EXERCISE DIRECTIONS:
Search the material for "sentiments" and show all lines that contain it.
====
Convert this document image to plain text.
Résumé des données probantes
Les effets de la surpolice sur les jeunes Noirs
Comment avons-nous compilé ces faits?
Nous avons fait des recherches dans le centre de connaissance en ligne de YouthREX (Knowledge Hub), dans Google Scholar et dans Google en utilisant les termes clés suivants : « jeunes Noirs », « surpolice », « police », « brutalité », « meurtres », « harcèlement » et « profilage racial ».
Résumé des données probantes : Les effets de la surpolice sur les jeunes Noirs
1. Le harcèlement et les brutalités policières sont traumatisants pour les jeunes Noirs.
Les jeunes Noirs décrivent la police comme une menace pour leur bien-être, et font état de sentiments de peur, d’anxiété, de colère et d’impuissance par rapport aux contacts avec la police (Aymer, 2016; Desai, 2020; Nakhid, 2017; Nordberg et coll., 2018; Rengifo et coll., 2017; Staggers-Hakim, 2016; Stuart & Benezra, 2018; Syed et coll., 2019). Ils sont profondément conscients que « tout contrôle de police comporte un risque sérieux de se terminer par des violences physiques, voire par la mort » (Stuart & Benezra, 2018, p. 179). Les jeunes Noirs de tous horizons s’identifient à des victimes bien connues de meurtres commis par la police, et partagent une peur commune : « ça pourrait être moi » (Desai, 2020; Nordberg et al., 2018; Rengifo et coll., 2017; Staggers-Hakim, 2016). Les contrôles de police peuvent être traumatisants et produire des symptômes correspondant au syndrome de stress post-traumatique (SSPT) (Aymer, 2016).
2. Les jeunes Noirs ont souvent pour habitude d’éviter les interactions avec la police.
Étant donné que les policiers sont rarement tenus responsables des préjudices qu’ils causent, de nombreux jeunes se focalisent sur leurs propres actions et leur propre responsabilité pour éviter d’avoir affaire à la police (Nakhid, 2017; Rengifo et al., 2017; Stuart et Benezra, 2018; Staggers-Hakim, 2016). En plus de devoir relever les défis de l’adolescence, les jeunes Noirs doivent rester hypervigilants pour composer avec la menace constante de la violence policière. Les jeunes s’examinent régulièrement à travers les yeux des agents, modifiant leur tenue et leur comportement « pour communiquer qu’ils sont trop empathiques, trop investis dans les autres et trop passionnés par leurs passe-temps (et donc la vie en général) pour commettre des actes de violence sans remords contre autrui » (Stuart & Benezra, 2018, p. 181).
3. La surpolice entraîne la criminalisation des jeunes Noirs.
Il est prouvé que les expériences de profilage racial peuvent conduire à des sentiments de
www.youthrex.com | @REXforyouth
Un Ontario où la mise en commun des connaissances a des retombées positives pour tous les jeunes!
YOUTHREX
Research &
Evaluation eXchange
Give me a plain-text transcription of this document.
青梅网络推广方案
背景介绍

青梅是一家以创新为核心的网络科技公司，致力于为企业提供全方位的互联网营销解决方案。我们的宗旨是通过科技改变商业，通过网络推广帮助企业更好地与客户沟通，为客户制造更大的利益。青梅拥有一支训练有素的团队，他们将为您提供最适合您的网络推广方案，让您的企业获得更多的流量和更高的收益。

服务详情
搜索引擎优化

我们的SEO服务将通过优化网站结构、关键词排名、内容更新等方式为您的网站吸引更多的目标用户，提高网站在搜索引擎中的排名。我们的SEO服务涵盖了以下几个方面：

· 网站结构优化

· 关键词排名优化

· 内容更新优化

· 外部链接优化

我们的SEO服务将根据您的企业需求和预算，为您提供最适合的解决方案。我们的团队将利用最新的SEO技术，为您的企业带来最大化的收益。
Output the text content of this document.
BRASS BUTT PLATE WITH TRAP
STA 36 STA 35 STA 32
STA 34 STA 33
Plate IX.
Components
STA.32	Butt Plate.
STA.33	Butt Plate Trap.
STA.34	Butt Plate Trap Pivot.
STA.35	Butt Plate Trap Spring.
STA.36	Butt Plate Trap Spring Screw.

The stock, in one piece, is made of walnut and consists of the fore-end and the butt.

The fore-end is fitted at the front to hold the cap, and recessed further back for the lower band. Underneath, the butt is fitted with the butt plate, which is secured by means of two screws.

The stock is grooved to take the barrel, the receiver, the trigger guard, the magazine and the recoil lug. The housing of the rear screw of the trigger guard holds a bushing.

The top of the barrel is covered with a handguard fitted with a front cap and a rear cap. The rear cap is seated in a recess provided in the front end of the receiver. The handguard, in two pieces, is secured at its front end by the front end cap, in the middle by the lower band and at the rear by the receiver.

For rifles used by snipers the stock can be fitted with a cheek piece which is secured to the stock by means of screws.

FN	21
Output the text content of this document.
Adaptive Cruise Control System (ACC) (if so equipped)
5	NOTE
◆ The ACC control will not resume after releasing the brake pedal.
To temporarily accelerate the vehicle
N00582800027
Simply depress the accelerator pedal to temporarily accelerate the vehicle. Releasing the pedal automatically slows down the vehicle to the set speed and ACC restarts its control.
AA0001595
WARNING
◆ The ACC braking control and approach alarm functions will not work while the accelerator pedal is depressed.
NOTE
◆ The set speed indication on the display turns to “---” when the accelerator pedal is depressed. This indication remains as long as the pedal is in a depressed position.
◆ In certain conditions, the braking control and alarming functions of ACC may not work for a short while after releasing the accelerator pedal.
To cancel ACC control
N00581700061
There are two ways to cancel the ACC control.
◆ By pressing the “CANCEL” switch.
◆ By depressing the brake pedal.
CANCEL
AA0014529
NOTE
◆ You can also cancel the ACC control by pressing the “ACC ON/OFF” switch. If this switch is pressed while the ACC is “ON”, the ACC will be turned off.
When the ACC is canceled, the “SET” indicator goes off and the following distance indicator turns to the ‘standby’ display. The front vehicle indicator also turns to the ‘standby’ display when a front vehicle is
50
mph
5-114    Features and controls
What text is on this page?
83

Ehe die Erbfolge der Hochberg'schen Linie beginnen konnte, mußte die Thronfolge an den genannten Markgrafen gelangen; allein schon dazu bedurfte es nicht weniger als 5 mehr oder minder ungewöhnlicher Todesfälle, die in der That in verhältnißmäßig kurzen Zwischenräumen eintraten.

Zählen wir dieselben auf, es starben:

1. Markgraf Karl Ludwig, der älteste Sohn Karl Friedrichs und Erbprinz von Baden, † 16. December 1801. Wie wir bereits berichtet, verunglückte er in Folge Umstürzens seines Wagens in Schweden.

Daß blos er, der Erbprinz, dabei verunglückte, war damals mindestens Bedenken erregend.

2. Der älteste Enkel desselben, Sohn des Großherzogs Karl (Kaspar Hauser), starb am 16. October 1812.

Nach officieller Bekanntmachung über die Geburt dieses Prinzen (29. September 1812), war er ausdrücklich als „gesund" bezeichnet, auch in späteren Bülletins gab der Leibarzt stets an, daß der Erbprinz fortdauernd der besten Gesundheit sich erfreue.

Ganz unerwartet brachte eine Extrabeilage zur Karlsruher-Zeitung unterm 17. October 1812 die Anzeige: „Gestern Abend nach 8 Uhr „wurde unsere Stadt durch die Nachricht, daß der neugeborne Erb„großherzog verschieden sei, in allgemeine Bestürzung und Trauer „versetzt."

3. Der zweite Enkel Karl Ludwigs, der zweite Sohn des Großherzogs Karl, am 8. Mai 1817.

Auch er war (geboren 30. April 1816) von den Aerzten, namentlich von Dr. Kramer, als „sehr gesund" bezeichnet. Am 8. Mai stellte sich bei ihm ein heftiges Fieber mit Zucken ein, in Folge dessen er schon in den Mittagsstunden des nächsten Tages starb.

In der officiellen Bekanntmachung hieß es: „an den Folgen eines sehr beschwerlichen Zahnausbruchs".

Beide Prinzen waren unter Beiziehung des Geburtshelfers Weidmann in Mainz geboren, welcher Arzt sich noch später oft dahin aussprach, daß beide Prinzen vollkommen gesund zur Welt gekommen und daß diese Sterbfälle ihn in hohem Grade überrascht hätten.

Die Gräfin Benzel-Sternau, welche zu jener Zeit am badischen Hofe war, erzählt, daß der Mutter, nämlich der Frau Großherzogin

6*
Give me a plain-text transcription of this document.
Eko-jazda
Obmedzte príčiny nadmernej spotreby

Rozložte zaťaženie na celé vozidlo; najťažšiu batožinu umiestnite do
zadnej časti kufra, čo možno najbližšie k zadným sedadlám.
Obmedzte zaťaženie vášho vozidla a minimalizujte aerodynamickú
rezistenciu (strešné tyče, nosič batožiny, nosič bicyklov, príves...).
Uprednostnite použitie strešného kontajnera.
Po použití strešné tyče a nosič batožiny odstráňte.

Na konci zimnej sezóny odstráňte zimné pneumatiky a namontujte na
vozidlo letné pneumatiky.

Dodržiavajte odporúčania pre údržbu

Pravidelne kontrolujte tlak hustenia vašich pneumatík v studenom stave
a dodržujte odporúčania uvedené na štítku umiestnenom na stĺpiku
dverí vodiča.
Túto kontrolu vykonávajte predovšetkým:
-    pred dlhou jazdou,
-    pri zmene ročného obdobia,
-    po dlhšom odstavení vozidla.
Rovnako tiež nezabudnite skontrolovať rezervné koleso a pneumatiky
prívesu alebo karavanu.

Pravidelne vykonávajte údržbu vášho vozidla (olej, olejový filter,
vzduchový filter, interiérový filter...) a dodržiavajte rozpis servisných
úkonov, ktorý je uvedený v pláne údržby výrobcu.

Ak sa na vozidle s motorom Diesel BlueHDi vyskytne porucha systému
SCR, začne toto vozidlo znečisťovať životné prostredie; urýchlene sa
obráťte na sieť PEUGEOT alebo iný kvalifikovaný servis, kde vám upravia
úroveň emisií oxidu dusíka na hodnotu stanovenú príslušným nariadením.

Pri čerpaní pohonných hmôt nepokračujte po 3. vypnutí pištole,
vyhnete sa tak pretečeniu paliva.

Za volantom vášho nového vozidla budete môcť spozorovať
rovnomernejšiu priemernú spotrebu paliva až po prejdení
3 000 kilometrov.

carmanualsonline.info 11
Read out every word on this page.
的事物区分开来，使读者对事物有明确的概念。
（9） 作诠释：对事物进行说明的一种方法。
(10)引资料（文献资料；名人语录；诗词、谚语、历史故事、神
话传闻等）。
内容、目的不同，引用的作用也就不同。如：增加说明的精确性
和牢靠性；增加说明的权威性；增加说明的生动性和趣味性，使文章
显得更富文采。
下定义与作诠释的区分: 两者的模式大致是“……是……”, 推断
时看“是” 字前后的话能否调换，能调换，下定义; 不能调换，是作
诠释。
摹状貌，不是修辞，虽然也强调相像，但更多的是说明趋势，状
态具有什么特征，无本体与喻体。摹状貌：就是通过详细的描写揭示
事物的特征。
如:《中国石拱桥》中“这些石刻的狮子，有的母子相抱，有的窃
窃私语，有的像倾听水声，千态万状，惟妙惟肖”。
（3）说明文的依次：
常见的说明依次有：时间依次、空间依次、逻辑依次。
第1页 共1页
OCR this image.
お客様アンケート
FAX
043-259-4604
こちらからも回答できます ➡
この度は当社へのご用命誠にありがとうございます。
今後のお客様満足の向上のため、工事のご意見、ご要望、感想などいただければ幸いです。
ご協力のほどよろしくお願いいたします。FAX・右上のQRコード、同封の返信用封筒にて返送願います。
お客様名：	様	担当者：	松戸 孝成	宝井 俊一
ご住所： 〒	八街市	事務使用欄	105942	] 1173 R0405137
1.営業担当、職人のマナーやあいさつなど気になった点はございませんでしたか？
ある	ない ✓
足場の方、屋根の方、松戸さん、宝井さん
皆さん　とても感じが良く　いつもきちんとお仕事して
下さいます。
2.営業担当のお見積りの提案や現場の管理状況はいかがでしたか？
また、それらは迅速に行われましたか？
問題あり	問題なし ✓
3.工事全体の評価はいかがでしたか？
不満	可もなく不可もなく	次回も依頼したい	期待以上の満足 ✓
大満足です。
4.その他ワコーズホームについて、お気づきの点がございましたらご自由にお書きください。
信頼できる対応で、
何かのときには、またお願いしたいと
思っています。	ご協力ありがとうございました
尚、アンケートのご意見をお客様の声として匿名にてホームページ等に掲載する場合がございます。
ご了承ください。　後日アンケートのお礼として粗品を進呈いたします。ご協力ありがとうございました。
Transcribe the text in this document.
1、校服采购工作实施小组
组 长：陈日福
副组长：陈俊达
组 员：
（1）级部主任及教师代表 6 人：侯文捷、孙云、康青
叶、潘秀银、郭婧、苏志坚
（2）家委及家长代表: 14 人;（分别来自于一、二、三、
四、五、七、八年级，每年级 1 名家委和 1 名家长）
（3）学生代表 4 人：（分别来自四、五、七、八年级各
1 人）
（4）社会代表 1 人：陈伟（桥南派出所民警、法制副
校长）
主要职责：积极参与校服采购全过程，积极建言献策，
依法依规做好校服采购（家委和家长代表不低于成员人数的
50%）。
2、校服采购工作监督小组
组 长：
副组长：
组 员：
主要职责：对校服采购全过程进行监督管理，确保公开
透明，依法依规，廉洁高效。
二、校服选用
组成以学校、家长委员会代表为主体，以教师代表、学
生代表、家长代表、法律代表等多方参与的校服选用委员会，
====
WRITTEN REPLY:
Les jeunes Noirs décrivent la police comme une menace pour leur bien-être, et font état de sentiments de peur, d’anxiété, de colère et d’impuissance par rapport aux contacts avec la police (Aymer, 2016; Desai, 2020; Nakhid, 2017; Nordberg et coll., 2018; Rengifo et coll., 2017; Staggers-Hakim, 2016; Stuart & Benezra, 2018; Syed et coll., 2019). Ils sont profondément conscients que « tout contrôle de police comporte un risque sérieux de se terminer par des violences physiques, voire par la mort » (Stuart & Benezra, 2018, p. 179). Les jeunes Noirs de tous horizons s’identifient à des victimes bien connues de meurtres commis par la police, et partagent une peur commune : « ça pourrait être moi » (Desai, 2020; Nordberg et al., 2018; Rengifo et coll., 2017; Staggers-Hakim, 2016). Les contrôles de police peuvent être traumatisants et produire des symptômes correspondant au syndrome de stress post-traumatique (SSPT) (Aymer, 2016).
Il est prouvé que les expériences de profilage racial peuvent conduire à des sentiments de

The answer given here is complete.